**STATED GOAL:** Reading down the listing below, count the lines where the word "我们相聚在这里" shows up, then give only that count.

---------- PROVIDED INFORMATION ----------

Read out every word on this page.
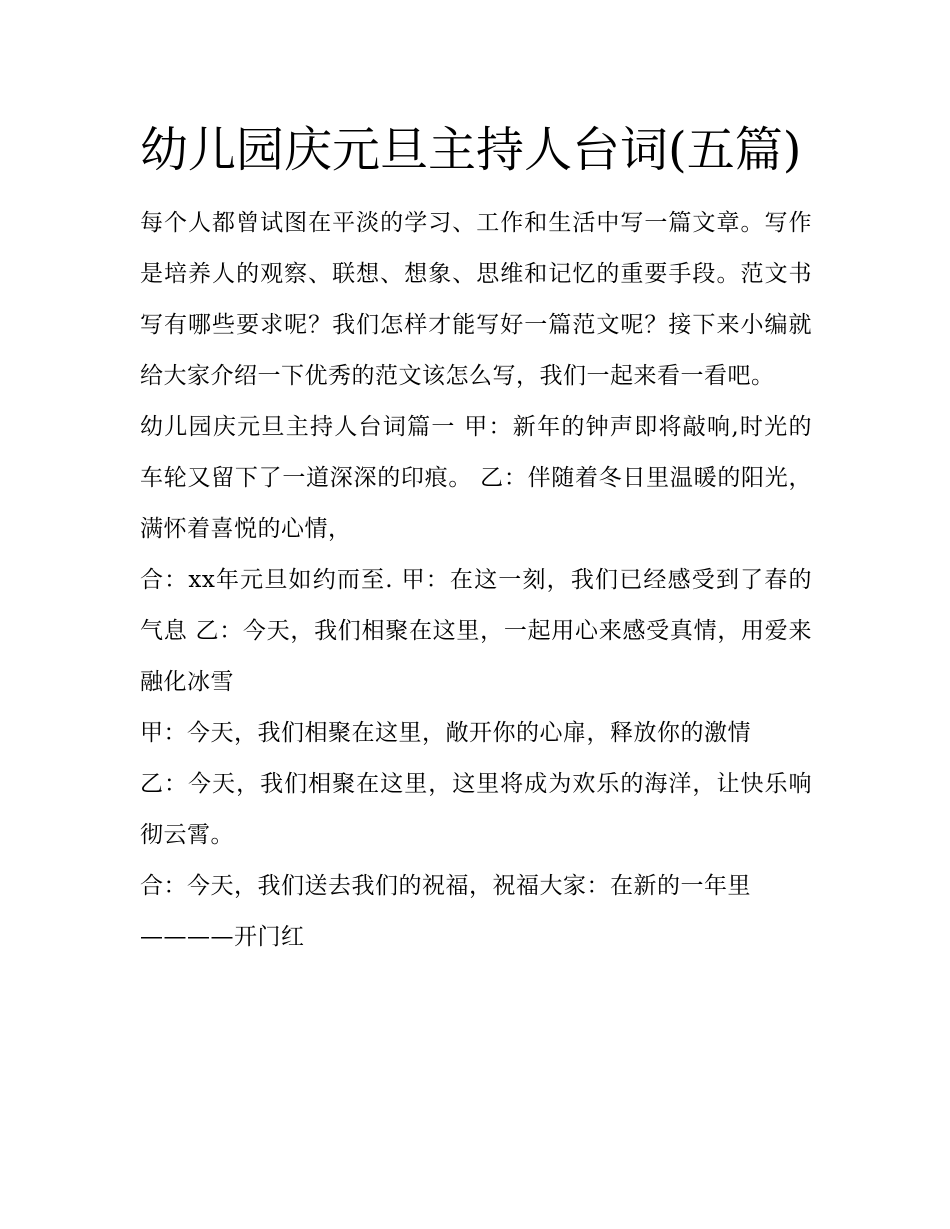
幼儿园庆元旦主持人台词(五篇)

每个人都曾试图在平淡的学习、工作和生活中写一篇文章。写作是培养人的观察、联想、想象、思维和记忆的重要手段。范文书写有哪些要求呢？我们怎样才能写好一篇范文呢？接下来小编就给大家介绍一下优秀的范文该怎么写，我们一起来看一看吧。

幼儿园庆元旦主持人台词篇一 甲：新年的钟声即将敲响,时光的车轮又留下了一道深深的印痕。 乙：伴随着冬日里温暖的阳光，满怀着喜悦的心情，

合：xx年元旦如约而至. 甲：在这一刻，我们已经感受到了春的气息 乙：今天，我们相聚在这里，一起用心来感受真情，用爱来融化冰雪

甲：今天，我们相聚在这里，敞开你的心扉，释放你的激情

乙：今天，我们相聚在这里，这里将成为欢乐的海洋，让快乐响彻云霄。

合：今天，我们送去我们的祝福，祝福大家：在新的一年里

————开门红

----------

**EXPECTED ANSWER:** 3